-- Start of The data --

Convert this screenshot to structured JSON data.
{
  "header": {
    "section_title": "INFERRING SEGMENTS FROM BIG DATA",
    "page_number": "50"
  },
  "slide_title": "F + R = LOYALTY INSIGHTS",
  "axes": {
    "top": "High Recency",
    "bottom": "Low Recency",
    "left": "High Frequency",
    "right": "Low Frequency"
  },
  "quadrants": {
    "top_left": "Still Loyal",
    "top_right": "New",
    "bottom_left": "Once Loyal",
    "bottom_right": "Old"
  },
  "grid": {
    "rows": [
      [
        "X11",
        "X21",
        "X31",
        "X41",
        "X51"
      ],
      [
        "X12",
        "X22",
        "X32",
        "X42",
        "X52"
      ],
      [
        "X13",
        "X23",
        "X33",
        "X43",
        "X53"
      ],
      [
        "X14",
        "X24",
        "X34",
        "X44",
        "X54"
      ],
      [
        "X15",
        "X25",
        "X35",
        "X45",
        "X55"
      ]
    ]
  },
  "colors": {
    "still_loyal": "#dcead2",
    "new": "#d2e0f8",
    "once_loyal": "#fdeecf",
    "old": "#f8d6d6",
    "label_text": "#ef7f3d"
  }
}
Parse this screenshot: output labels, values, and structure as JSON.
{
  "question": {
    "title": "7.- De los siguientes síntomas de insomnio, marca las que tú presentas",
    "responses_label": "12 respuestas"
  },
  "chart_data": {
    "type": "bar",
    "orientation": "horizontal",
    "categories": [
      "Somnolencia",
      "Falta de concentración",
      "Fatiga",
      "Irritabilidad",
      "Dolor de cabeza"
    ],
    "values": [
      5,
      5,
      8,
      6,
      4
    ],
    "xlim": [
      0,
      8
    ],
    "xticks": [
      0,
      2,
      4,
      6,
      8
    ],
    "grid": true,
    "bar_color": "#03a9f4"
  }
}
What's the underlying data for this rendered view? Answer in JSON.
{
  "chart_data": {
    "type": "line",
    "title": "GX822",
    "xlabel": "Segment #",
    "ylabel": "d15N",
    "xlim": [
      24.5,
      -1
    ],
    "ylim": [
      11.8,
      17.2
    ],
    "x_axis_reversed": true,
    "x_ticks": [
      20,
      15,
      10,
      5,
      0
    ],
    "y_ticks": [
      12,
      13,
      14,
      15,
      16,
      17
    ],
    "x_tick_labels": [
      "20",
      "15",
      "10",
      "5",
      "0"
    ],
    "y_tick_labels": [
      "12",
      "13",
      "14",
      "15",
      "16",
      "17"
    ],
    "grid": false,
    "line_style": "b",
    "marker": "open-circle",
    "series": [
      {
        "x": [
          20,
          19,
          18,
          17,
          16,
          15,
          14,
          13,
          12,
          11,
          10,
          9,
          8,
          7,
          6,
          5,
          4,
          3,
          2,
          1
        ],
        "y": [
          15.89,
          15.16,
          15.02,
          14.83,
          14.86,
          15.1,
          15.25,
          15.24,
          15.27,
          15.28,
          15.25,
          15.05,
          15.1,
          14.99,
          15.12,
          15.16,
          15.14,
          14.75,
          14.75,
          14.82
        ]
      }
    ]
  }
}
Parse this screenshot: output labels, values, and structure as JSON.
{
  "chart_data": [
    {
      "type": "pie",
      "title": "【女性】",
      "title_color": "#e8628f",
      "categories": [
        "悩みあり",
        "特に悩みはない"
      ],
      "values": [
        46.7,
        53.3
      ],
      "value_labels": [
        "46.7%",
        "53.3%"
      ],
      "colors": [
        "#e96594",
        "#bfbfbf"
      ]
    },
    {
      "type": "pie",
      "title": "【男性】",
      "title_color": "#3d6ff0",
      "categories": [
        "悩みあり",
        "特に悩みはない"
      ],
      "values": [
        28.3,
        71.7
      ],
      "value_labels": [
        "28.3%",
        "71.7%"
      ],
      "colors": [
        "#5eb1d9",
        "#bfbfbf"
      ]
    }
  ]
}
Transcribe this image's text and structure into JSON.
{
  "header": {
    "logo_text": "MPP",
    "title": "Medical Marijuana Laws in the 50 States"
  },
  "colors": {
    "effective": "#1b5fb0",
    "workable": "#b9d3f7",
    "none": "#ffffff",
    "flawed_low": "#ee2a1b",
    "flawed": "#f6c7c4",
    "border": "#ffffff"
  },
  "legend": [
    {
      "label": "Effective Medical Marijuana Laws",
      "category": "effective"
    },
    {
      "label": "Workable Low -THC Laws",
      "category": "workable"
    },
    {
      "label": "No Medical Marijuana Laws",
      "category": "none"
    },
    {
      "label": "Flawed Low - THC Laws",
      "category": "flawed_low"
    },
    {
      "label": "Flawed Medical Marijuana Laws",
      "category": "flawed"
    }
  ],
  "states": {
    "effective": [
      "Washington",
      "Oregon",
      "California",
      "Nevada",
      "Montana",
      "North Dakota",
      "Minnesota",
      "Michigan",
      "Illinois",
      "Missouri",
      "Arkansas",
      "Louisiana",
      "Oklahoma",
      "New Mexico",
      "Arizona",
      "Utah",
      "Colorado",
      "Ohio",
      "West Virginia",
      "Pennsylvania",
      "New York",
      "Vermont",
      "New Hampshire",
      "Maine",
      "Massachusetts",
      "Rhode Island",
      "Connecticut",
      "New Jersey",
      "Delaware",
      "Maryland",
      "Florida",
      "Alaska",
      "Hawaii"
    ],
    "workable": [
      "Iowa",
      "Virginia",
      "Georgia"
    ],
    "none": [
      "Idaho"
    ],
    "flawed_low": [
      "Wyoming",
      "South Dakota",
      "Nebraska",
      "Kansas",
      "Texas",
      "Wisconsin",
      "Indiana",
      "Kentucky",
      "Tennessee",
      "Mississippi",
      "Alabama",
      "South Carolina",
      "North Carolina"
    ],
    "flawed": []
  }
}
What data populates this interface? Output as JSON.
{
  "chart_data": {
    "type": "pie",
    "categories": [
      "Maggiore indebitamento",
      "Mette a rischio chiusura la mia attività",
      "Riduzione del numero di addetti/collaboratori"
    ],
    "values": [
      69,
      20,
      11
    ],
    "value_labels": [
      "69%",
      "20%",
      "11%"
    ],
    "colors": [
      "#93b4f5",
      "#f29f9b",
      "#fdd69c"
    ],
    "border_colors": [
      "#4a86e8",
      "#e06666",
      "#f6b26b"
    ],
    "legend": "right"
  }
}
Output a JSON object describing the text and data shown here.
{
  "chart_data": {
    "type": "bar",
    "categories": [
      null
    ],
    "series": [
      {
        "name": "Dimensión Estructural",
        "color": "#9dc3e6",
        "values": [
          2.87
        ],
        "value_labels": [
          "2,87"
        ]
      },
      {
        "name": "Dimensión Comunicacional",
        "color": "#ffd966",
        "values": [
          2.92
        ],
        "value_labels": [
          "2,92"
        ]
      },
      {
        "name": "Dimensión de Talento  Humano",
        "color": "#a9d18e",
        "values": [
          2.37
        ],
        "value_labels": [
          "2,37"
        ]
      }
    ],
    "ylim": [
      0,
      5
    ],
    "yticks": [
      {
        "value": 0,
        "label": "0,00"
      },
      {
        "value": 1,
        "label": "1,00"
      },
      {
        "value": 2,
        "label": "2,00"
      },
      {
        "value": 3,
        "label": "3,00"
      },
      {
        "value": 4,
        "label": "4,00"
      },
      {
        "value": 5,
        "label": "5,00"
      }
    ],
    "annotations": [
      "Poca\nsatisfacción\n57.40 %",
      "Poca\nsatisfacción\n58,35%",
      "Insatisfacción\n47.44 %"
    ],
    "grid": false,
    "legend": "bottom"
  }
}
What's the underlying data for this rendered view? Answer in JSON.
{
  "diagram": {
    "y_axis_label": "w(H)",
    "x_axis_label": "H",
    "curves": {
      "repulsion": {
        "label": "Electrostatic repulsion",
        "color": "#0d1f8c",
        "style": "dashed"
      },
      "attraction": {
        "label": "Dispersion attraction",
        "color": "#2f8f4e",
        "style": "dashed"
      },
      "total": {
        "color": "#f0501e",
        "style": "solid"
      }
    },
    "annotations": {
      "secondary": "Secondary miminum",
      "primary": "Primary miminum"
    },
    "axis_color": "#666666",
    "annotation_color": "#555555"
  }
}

-- End of The data --

▶ Stated task
From the records above, how many lines include the word "JSON"? Only the number is wanted.

▶ Exercise response
8